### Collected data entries
__________________________________________________

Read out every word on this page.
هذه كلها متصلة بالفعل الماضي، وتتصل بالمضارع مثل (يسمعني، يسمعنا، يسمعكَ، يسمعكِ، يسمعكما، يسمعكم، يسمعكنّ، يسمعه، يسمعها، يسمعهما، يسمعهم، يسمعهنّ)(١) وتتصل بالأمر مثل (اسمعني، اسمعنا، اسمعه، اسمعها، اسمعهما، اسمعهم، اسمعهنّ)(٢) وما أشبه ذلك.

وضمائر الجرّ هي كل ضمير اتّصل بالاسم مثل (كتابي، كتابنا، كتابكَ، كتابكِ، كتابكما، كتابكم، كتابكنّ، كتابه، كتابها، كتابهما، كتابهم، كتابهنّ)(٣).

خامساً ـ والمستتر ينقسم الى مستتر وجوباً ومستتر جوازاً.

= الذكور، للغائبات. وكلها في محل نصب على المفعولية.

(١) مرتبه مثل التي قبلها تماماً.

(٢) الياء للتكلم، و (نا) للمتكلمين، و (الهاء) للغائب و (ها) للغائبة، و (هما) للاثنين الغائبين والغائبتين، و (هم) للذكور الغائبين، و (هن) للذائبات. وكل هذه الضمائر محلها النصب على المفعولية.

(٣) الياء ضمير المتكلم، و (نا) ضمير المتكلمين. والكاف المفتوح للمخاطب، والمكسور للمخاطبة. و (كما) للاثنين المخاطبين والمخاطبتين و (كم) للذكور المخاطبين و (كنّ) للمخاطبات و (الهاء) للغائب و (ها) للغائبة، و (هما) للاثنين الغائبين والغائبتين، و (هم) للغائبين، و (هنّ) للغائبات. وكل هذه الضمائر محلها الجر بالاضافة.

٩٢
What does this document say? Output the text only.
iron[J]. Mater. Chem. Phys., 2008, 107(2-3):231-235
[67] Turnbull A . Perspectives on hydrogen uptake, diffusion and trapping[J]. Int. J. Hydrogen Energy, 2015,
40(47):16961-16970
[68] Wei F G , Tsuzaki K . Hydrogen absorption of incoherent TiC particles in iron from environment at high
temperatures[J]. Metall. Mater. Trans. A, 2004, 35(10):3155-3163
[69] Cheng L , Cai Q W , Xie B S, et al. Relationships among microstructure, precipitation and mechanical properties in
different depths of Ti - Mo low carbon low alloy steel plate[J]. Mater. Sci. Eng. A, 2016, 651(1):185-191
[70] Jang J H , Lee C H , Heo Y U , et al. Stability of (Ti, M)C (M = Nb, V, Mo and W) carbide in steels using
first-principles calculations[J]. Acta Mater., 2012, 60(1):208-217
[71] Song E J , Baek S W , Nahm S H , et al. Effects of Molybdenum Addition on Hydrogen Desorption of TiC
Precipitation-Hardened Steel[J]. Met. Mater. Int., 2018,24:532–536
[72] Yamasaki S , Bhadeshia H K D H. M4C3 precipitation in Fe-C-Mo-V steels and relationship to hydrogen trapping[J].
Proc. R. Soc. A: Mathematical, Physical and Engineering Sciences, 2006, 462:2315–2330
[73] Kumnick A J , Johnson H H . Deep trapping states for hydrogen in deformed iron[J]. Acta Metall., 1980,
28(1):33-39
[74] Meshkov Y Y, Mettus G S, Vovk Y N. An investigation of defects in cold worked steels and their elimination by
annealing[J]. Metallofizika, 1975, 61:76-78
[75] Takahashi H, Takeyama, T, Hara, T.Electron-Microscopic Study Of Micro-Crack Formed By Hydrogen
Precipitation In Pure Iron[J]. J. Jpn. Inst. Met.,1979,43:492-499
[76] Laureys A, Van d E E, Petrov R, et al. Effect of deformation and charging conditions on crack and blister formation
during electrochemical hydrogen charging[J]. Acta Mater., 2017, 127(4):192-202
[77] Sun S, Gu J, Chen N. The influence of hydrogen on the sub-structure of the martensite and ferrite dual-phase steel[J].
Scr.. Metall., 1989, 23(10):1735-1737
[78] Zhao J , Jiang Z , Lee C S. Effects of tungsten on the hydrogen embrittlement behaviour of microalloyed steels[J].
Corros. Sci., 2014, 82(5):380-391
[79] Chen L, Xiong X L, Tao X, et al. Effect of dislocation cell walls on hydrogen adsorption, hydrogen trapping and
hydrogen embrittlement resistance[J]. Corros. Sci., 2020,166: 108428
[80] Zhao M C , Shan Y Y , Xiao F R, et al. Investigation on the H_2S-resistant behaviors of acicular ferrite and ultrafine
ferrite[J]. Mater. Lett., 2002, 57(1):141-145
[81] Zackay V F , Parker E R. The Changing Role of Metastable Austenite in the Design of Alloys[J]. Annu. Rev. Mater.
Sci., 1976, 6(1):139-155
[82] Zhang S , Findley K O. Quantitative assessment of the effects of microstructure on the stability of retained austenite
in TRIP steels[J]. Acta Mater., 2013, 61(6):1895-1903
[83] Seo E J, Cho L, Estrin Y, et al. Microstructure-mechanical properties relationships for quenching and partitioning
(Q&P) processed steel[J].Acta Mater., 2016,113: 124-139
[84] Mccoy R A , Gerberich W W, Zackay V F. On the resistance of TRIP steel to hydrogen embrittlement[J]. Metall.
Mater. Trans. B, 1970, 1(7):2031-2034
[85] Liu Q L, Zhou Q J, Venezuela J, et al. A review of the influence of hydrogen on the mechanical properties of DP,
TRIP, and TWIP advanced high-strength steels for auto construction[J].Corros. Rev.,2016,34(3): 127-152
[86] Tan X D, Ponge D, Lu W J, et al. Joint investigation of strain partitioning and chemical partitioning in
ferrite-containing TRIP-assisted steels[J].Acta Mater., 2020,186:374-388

__________________________________________________

### Aim
In the material above, show every line where the word "high" turns up.

### Response to the exercise
[68] Wei F G , Tsuzaki K . Hydrogen absorption of incoherent TiC particles in iron from environment at high
TRIP, and TWIP advanced high-strength steels for auto construction[J].Corros. Rev.,2016,34(3): 127-152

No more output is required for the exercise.